▶ [DATASET ROWS]

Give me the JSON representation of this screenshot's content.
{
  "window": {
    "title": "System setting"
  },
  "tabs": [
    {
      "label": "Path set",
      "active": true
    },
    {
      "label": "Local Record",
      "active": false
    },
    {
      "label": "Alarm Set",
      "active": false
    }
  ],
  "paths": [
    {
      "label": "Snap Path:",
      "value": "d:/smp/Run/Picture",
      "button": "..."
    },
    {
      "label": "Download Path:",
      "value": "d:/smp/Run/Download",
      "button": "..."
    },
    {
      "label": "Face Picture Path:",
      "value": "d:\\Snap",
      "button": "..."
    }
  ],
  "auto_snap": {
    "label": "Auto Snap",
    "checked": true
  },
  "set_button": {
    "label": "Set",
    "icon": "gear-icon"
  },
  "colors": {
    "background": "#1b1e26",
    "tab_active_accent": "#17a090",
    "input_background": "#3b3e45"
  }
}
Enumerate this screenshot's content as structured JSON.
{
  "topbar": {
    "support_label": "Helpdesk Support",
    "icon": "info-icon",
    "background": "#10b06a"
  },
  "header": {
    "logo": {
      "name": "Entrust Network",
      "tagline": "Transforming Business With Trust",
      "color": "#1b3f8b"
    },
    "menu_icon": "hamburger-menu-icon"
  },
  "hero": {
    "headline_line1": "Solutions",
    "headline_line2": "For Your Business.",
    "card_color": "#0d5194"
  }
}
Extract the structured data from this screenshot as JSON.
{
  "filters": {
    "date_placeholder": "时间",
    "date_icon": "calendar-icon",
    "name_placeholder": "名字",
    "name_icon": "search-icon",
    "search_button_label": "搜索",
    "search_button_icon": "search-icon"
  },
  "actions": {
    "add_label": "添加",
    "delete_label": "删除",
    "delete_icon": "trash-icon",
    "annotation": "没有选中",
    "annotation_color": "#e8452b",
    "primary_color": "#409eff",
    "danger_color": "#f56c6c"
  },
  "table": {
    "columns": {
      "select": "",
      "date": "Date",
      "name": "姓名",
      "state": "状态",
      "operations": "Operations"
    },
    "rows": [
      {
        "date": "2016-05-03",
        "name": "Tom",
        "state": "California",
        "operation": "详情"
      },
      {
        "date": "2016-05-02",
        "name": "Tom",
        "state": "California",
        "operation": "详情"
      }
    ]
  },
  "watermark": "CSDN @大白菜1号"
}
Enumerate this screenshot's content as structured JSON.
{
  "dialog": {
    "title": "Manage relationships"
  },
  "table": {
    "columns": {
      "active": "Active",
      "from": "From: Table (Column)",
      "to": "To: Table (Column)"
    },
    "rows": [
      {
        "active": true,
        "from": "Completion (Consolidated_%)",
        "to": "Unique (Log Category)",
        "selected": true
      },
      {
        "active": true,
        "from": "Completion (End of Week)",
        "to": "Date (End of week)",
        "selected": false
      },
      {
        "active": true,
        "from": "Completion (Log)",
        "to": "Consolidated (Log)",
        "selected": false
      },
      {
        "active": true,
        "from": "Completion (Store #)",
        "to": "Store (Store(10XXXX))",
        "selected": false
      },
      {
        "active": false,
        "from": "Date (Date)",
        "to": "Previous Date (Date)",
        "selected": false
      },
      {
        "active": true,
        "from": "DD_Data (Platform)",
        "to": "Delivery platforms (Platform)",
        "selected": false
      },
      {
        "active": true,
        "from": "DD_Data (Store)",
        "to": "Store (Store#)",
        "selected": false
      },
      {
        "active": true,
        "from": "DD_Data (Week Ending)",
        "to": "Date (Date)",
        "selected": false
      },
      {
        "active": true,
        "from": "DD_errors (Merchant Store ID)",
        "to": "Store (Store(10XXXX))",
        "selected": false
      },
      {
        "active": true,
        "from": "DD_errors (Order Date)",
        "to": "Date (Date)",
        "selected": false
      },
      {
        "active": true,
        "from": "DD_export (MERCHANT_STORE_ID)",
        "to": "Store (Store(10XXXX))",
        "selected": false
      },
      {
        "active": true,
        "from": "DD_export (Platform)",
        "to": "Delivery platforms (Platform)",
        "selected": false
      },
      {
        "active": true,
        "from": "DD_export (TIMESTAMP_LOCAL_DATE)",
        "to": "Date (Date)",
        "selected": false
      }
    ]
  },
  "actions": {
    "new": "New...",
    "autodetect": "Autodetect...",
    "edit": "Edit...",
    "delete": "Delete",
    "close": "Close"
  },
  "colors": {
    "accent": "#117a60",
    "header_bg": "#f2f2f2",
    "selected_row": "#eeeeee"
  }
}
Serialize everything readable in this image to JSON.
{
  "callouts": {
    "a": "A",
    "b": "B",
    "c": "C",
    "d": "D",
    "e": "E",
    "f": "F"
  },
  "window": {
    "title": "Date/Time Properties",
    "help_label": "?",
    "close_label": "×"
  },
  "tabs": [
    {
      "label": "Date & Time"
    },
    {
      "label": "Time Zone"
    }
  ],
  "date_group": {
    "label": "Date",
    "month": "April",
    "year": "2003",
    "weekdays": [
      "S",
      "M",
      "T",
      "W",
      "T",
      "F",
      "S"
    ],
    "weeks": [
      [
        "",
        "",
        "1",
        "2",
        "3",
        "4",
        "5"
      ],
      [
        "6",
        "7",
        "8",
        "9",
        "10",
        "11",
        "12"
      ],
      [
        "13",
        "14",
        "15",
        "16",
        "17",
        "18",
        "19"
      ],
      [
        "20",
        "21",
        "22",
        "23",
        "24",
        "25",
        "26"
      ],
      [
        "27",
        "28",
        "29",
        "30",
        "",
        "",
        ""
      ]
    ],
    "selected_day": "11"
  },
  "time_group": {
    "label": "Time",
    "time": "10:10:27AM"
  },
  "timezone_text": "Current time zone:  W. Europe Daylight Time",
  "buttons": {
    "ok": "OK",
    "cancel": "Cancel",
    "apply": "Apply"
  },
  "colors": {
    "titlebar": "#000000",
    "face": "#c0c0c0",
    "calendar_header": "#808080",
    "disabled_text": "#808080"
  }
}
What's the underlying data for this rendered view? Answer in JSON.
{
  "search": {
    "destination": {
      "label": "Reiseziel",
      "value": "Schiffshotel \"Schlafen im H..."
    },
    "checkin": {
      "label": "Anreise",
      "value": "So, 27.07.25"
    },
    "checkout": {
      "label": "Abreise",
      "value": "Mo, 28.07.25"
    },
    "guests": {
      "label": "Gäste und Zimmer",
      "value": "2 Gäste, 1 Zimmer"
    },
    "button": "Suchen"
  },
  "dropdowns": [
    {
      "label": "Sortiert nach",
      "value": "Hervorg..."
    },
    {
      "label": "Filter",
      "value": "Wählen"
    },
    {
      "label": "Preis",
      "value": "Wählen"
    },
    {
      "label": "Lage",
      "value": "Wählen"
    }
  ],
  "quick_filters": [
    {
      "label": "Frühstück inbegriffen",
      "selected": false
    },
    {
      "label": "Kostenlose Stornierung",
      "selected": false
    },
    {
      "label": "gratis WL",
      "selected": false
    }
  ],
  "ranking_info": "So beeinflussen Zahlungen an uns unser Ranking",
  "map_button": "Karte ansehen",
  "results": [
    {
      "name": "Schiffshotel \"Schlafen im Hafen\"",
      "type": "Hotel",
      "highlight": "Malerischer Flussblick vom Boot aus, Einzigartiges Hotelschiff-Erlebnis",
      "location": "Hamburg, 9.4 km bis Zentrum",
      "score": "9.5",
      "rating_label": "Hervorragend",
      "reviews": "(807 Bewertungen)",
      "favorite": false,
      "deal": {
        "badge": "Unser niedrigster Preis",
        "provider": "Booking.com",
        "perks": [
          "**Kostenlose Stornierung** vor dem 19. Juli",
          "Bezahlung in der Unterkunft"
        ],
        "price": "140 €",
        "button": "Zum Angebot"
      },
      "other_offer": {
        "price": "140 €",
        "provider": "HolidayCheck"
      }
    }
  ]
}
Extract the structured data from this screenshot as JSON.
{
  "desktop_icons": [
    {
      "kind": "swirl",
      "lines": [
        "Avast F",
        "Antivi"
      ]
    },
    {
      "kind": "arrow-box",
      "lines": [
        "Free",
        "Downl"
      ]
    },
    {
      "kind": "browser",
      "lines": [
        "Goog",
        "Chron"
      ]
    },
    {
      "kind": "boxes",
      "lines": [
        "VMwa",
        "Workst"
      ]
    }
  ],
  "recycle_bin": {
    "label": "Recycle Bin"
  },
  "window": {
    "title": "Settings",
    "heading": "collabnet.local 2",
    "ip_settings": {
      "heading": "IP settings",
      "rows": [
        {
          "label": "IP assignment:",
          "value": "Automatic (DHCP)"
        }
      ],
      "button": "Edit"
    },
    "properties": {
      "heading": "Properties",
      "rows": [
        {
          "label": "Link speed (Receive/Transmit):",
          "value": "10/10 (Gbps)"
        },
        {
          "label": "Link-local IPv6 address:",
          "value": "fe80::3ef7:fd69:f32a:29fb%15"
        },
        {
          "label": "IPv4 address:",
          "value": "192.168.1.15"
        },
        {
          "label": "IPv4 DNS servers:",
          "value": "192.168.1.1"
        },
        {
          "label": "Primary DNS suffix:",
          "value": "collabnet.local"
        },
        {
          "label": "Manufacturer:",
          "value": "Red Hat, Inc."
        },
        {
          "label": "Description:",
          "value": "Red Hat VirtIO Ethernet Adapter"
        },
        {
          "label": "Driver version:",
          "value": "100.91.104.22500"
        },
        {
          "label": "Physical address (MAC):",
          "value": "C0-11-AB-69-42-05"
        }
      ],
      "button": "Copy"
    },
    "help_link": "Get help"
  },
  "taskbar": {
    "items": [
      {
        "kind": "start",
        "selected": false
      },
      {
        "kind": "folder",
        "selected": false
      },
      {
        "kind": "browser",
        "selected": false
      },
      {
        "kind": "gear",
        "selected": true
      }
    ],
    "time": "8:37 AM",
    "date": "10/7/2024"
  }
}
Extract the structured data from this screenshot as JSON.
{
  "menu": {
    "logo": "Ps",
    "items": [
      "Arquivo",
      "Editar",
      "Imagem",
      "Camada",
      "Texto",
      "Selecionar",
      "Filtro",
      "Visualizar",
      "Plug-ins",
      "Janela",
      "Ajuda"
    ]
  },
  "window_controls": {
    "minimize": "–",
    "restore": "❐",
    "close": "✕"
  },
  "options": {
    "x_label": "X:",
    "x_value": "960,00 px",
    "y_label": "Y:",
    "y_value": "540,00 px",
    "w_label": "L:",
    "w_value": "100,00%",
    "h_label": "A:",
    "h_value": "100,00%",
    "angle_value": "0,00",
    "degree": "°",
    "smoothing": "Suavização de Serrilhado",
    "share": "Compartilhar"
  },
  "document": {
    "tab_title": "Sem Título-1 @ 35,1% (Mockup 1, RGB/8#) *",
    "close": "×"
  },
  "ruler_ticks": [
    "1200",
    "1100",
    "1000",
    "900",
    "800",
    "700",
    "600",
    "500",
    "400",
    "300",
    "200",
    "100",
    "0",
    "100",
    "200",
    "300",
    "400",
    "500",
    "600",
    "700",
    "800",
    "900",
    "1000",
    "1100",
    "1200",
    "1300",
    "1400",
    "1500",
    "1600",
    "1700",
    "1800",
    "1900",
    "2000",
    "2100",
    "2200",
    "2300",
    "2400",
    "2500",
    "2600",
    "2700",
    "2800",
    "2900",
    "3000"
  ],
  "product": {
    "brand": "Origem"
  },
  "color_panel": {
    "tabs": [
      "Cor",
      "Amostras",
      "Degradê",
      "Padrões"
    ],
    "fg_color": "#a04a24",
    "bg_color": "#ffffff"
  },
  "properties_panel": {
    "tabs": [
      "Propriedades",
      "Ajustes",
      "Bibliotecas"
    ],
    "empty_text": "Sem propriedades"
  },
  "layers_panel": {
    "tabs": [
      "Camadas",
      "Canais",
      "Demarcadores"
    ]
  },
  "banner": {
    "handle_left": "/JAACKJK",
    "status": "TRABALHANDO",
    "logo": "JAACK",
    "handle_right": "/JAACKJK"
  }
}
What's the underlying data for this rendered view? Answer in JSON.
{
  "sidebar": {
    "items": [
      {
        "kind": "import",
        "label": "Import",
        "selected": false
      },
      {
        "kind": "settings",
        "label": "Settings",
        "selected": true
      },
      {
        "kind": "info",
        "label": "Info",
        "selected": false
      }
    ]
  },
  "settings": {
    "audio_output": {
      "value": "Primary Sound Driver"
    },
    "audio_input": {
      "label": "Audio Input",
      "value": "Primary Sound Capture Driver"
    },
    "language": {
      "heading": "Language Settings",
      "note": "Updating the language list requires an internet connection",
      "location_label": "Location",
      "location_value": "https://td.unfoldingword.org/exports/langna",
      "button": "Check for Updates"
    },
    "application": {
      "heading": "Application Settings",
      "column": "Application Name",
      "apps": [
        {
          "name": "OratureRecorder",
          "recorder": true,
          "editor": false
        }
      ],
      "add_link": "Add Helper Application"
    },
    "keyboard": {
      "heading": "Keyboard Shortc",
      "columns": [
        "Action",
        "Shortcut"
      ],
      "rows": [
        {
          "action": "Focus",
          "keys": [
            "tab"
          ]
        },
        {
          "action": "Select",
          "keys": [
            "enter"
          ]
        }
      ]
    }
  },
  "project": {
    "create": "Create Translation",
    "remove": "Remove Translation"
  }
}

▶ [WHAT TO WORK ON] Pull out every line holding "Schiffshotel" from the records above, and copy it.

▶ [TASK OUTPUT]
      "value": "Schiffshotel \"Schlafen im H..."
      "name": "Schiffshotel \"Schlafen im Hafen\"",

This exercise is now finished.